──────── Provided information
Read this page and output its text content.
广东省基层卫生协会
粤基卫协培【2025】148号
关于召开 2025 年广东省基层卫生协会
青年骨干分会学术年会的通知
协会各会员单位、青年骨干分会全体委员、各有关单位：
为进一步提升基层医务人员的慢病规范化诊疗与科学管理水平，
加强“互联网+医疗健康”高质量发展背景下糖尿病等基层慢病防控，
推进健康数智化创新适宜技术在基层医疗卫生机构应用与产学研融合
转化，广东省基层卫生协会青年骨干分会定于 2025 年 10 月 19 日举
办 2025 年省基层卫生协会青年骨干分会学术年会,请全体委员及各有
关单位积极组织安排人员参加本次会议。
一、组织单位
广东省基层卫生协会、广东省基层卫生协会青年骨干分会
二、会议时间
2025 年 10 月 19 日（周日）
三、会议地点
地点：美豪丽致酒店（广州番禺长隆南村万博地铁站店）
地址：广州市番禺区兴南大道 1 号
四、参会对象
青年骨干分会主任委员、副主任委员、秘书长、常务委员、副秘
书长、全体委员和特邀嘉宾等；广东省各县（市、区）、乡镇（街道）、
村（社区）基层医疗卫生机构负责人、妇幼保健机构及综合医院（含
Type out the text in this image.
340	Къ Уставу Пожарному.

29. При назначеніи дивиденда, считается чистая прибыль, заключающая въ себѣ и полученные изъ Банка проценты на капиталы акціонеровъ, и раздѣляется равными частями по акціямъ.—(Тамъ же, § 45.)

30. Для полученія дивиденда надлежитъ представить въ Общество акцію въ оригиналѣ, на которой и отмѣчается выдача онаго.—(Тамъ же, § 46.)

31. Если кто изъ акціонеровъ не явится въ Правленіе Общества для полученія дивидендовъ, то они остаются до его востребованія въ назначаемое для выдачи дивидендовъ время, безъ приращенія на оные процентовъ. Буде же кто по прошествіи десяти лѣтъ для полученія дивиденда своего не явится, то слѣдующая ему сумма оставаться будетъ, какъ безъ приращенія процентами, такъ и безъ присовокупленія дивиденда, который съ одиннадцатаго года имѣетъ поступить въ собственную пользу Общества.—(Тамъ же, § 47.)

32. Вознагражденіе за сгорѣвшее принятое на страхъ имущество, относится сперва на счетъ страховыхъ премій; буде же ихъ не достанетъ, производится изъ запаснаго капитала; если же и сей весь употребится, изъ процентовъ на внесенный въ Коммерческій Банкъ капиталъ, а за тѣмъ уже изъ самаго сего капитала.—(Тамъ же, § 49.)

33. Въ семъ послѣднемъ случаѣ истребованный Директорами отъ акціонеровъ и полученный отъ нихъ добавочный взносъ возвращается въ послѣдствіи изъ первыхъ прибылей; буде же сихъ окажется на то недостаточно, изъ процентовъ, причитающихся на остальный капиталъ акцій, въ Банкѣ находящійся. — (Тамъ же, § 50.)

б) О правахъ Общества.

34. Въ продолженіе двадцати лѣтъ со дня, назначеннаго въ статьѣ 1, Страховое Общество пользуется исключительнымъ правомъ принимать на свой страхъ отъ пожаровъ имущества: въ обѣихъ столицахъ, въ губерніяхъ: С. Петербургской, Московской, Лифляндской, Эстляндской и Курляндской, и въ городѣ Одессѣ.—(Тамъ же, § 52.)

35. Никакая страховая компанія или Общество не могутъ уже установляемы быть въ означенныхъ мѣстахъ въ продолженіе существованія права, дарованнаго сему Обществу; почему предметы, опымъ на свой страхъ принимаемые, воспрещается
────────────────
### Directions for this task
Repeat every entry exactly, please.

### Correct answer
Read this page and output its text content.
广东省基层卫生协会
粤基卫协培【2025】148号
关于召开 2025 年广东省基层卫生协会
青年骨干分会学术年会的通知
协会各会员单位、青年骨干分会全体委员、各有关单位：
为进一步提升基层医务人员的慢病规范化诊疗与科学管理水平，
加强“互联网+医疗健康”高质量发展背景下糖尿病等基层慢病防控，
推进健康数智化创新适宜技术在基层医疗卫生机构应用与产学研融合
转化，广东省基层卫生协会青年骨干分会定于 2025 年 10 月 19 日举
办 2025 年省基层卫生协会青年骨干分会学术年会,请全体委员及各有
关单位积极组织安排人员参加本次会议。
一、组织单位
广东省基层卫生协会、广东省基层卫生协会青年骨干分会
二、会议时间
2025 年 10 月 19 日（周日）
三、会议地点
地点：美豪丽致酒店（广州番禺长隆南村万博地铁站店）
地址：广州市番禺区兴南大道 1 号
四、参会对象
青年骨干分会主任委员、副主任委员、秘书长、常务委员、副秘
书长、全体委员和特邀嘉宾等；广东省各县（市、区）、乡镇（街道）、
村（社区）基层医疗卫生机构负责人、妇幼保健机构及综合医院（含
Type out the text in this image.
340	Къ Уставу Пожарному.

29. При назначеніи дивиденда, считается чистая прибыль, заключающая въ себѣ и полученные изъ Банка проценты на капиталы акціонеровъ, и раздѣляется равными частями по акціямъ.—(Тамъ же, § 45.)

30. Для полученія дивиденда надлежитъ представить въ Общество акцію въ оригиналѣ, на которой и отмѣчается выдача онаго.—(Тамъ же, § 46.)

31. Если кто изъ акціонеровъ не явится въ Правленіе Общества для полученія дивидендовъ, то они остаются до его востребованія въ назначаемое для выдачи дивидендовъ время, безъ приращенія на оные процентовъ. Буде же кто по прошествіи десяти лѣтъ для полученія дивиденда своего не явится, то слѣдующая ему сумма оставаться будетъ, какъ безъ приращенія процентами, такъ и безъ присовокупленія дивиденда, который съ одиннадцатаго года имѣетъ поступить въ собственную пользу Общества.—(Тамъ же, § 47.)

32. Вознагражденіе за сгорѣвшее принятое на страхъ имущество, относится сперва на счетъ страховыхъ премій; буде же ихъ не достанетъ, производится изъ запаснаго капитала; если же и сей весь употребится, изъ процентовъ на внесенный въ Коммерческій Банкъ капиталъ, а за тѣмъ уже изъ самаго сего капитала.—(Тамъ же, § 49.)

33. Въ семъ послѣднемъ случаѣ истребованный Директорами отъ акціонеровъ и полученный отъ нихъ добавочный взносъ возвращается въ послѣдствіи изъ первыхъ прибылей; буде же сихъ окажется на то недостаточно, изъ процентовъ, причитающихся на остальный капиталъ акцій, въ Банкѣ находящійся. — (Тамъ же, § 50.)

б) О правахъ Общества.

34. Въ продолженіе двадцати лѣтъ со дня, назначеннаго въ статьѣ 1, Страховое Общество пользуется исключительнымъ правомъ принимать на свой страхъ отъ пожаровъ имущества: въ обѣихъ столицахъ, въ губерніяхъ: С. Петербургской, Московской, Лифляндской, Эстляндской и Курляндской, и въ городѣ Одессѣ.—(Тамъ же, § 52.)

35. Никакая страховая компанія или Общество не могутъ уже установляемы быть въ означенныхъ мѣстахъ въ продолженіе существованія права, дарованнаго сему Обществу; почему предметы, опымъ на свой страхъ принимаемые, воспрещается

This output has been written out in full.